** START EXERCISE MATERIAL **
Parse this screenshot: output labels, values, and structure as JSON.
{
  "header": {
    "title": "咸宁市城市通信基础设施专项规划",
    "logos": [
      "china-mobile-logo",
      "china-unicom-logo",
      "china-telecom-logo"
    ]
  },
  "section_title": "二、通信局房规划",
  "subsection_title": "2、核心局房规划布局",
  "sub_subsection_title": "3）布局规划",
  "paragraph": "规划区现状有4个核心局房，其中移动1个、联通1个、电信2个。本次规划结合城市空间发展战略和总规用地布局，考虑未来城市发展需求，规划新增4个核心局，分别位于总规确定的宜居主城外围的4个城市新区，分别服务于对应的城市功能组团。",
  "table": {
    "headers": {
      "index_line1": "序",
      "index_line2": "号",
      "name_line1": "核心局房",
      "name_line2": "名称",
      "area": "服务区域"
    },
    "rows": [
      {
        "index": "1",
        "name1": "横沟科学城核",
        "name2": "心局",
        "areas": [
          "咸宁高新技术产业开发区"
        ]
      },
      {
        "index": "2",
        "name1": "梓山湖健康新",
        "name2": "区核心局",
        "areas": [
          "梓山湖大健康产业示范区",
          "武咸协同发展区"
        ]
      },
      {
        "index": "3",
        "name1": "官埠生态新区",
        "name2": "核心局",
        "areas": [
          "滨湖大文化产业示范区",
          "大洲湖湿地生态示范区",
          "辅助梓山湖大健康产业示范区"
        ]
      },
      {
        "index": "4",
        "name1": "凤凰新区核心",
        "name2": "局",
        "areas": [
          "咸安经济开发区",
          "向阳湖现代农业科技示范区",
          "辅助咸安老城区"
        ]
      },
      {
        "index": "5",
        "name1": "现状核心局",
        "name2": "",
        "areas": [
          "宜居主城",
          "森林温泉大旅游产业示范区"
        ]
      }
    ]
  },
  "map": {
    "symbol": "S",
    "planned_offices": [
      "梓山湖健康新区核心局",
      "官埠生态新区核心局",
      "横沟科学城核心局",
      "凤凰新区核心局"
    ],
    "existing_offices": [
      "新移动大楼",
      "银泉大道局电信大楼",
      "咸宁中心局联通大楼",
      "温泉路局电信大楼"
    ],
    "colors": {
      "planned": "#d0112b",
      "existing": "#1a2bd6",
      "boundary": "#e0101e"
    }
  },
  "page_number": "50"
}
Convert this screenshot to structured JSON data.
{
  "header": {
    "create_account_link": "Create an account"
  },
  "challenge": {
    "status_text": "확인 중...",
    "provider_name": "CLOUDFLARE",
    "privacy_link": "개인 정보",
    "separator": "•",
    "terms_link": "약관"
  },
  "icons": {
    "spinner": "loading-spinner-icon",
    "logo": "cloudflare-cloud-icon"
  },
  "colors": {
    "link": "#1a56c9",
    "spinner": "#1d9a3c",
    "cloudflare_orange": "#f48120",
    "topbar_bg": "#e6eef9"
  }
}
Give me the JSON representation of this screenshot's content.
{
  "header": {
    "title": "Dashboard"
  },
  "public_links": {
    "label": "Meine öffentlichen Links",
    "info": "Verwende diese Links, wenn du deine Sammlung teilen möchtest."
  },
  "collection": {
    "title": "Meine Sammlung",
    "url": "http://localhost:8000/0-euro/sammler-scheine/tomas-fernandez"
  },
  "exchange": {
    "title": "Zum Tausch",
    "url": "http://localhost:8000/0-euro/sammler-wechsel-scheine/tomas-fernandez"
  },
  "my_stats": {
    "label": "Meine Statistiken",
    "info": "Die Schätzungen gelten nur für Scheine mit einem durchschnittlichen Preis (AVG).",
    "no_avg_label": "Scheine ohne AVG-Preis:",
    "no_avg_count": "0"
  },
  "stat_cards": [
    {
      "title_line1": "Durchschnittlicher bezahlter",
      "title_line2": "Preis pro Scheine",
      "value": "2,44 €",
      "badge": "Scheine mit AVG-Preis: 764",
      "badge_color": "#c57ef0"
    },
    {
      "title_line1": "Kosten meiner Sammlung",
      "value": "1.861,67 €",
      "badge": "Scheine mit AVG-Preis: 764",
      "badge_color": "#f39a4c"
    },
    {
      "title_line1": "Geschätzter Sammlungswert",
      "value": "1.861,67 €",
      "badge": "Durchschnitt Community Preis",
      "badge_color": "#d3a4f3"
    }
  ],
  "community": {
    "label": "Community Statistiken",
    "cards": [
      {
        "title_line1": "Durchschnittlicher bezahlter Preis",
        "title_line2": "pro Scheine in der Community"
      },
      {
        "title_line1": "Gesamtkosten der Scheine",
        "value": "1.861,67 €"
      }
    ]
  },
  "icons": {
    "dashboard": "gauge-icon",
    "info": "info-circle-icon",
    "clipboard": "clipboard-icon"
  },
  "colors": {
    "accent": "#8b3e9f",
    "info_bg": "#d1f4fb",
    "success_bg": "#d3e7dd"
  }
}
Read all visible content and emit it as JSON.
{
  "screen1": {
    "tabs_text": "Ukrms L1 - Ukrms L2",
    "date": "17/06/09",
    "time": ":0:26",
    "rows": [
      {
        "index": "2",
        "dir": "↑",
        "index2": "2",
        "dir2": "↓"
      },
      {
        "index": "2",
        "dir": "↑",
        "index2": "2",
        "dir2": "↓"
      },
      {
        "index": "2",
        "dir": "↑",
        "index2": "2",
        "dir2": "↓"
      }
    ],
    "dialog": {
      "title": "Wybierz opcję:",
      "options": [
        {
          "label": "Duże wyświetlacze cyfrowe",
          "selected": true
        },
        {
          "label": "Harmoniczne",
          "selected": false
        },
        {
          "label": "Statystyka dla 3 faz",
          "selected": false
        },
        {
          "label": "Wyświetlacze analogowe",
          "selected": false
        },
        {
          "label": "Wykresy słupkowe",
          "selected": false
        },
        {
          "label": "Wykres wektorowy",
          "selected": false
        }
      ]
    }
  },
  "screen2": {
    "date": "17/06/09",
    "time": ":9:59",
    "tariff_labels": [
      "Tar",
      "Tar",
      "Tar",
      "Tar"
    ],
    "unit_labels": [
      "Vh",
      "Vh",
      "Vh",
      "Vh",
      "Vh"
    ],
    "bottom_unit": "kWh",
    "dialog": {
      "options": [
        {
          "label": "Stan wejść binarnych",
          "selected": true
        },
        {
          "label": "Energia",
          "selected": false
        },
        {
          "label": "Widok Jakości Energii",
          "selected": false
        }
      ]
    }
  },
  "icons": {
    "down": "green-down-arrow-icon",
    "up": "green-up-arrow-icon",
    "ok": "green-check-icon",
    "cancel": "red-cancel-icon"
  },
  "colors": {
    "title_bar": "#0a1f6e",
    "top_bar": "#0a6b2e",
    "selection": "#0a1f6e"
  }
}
** END EXERCISE MATERIAL **
* WHAT THE TASK REQUIRES
Return all of the above records exactly, leaving no line out.

* TASK RESPONSE
Parse this screenshot: output labels, values, and structure as JSON.
{
  "header": {
    "title": "咸宁市城市通信基础设施专项规划",
    "logos": [
      "china-mobile-logo",
      "china-unicom-logo",
      "china-telecom-logo"
    ]
  },
  "section_title": "二、通信局房规划",
  "subsection_title": "2、核心局房规划布局",
  "sub_subsection_title": "3）布局规划",
  "paragraph": "规划区现状有4个核心局房，其中移动1个、联通1个、电信2个。本次规划结合城市空间发展战略和总规用地布局，考虑未来城市发展需求，规划新增4个核心局，分别位于总规确定的宜居主城外围的4个城市新区，分别服务于对应的城市功能组团。",
  "table": {
    "headers": {
      "index_line1": "序",
      "index_line2": "号",
      "name_line1": "核心局房",
      "name_line2": "名称",
      "area": "服务区域"
    },
    "rows": [
      {
        "index": "1",
        "name1": "横沟科学城核",
        "name2": "心局",
        "areas": [
          "咸宁高新技术产业开发区"
        ]
      },
      {
        "index": "2",
        "name1": "梓山湖健康新",
        "name2": "区核心局",
        "areas": [
          "梓山湖大健康产业示范区",
          "武咸协同发展区"
        ]
      },
      {
        "index": "3",
        "name1": "官埠生态新区",
        "name2": "核心局",
        "areas": [
          "滨湖大文化产业示范区",
          "大洲湖湿地生态示范区",
          "辅助梓山湖大健康产业示范区"
        ]
      },
      {
        "index": "4",
        "name1": "凤凰新区核心",
        "name2": "局",
        "areas": [
          "咸安经济开发区",
          "向阳湖现代农业科技示范区",
          "辅助咸安老城区"
        ]
      },
      {
        "index": "5",
        "name1": "现状核心局",
        "name2": "",
        "areas": [
          "宜居主城",
          "森林温泉大旅游产业示范区"
        ]
      }
    ]
  },
  "map": {
    "symbol": "S",
    "planned_offices": [
      "梓山湖健康新区核心局",
      "官埠生态新区核心局",
      "横沟科学城核心局",
      "凤凰新区核心局"
    ],
    "existing_offices": [
      "新移动大楼",
      "银泉大道局电信大楼",
      "咸宁中心局联通大楼",
      "温泉路局电信大楼"
    ],
    "colors": {
      "planned": "#d0112b",
      "existing": "#1a2bd6",
      "boundary": "#e0101e"
    }
  },
  "page_number": "50"
}
Convert this screenshot to structured JSON data.
{
  "header": {
    "create_account_link": "Create an account"
  },
  "challenge": {
    "status_text": "확인 중...",
    "provider_name": "CLOUDFLARE",
    "privacy_link": "개인 정보",
    "separator": "•",
    "terms_link": "약관"
  },
  "icons": {
    "spinner": "loading-spinner-icon",
    "logo": "cloudflare-cloud-icon"
  },
  "colors": {
    "link": "#1a56c9",
    "spinner": "#1d9a3c",
    "cloudflare_orange": "#f48120",
    "topbar_bg": "#e6eef9"
  }
}
Give me the JSON representation of this screenshot's content.
{
  "header": {
    "title": "Dashboard"
  },
  "public_links": {
    "label": "Meine öffentlichen Links",
    "info": "Verwende diese Links, wenn du deine Sammlung teilen möchtest."
  },
  "collection": {
    "title": "Meine Sammlung",
    "url": "http://localhost:8000/0-euro/sammler-scheine/tomas-fernandez"
  },
  "exchange": {
    "title": "Zum Tausch",
    "url": "http://localhost:8000/0-euro/sammler-wechsel-scheine/tomas-fernandez"
  },
  "my_stats": {
    "label": "Meine Statistiken",
    "info": "Die Schätzungen gelten nur für Scheine mit einem durchschnittlichen Preis (AVG).",
    "no_avg_label": "Scheine ohne AVG-Preis:",
    "no_avg_count": "0"
  },
  "stat_cards": [
    {
      "title_line1": "Durchschnittlicher bezahlter",
      "title_line2": "Preis pro Scheine",
      "value": "2,44 €",
      "badge": "Scheine mit AVG-Preis: 764",
      "badge_color": "#c57ef0"
    },
    {
      "title_line1": "Kosten meiner Sammlung",
      "value": "1.861,67 €",
      "badge": "Scheine mit AVG-Preis: 764",
      "badge_color": "#f39a4c"
    },
    {
      "title_line1": "Geschätzter Sammlungswert",
      "value": "1.861,67 €",
      "badge": "Durchschnitt Community Preis",
      "badge_color": "#d3a4f3"
    }
  ],
  "community": {
    "label": "Community Statistiken",
    "cards": [
      {
        "title_line1": "Durchschnittlicher bezahlter Preis",
        "title_line2": "pro Scheine in der Community"
      },
      {
        "title_line1": "Gesamtkosten der Scheine",
        "value": "1.861,67 €"
      }
    ]
  },
  "icons": {
    "dashboard": "gauge-icon",
    "info": "info-circle-icon",
    "clipboard": "clipboard-icon"
  },
  "colors": {
    "accent": "#8b3e9f",
    "info_bg": "#d1f4fb",
    "success_bg": "#d3e7dd"
  }
}
Read all visible content and emit it as JSON.
{
  "screen1": {
    "tabs_text": "Ukrms L1 - Ukrms L2",
    "date": "17/06/09",
    "time": ":0:26",
    "rows": [
      {
        "index": "2",
        "dir": "↑",
        "index2": "2",
        "dir2": "↓"
      },
      {
        "index": "2",
        "dir": "↑",
        "index2": "2",
        "dir2": "↓"
      },
      {
        "index": "2",
        "dir": "↑",
        "index2": "2",
        "dir2": "↓"
      }
    ],
    "dialog": {
      "title": "Wybierz opcję:",
      "options": [
        {
          "label": "Duże wyświetlacze cyfrowe",
          "selected": true
        },
        {
          "label": "Harmoniczne",
          "selected": false
        },
        {
          "label": "Statystyka dla 3 faz",
          "selected": false
        },
        {
          "label": "Wyświetlacze analogowe",
          "selected": false
        },
        {
          "label": "Wykresy słupkowe",
          "selected": false
        },
        {
          "label": "Wykres wektorowy",
          "selected": false
        }
      ]
    }
  },
  "screen2": {
    "date": "17/06/09",
    "time": ":9:59",
    "tariff_labels": [
      "Tar",
      "Tar",
      "Tar",
      "Tar"
    ],
    "unit_labels": [
      "Vh",
      "Vh",
      "Vh",
      "Vh",
      "Vh"
    ],
    "bottom_unit": "kWh",
    "dialog": {
      "options": [
        {
          "label": "Stan wejść binarnych",
          "selected": true
        },
        {
          "label": "Energia",
          "selected": false
        },
        {
          "label": "Widok Jakości Energii",
          "selected": false
        }
      ]
    }
  },
  "icons": {
    "down": "green-down-arrow-icon",
    "up": "green-up-arrow-icon",
    "ok": "green-check-icon",
    "cancel": "red-cancel-icon"
  },
  "colors": {
    "title_bar": "#0a1f6e",
    "top_bar": "#0a6b2e",
    "selection": "#0a1f6e"
  }
}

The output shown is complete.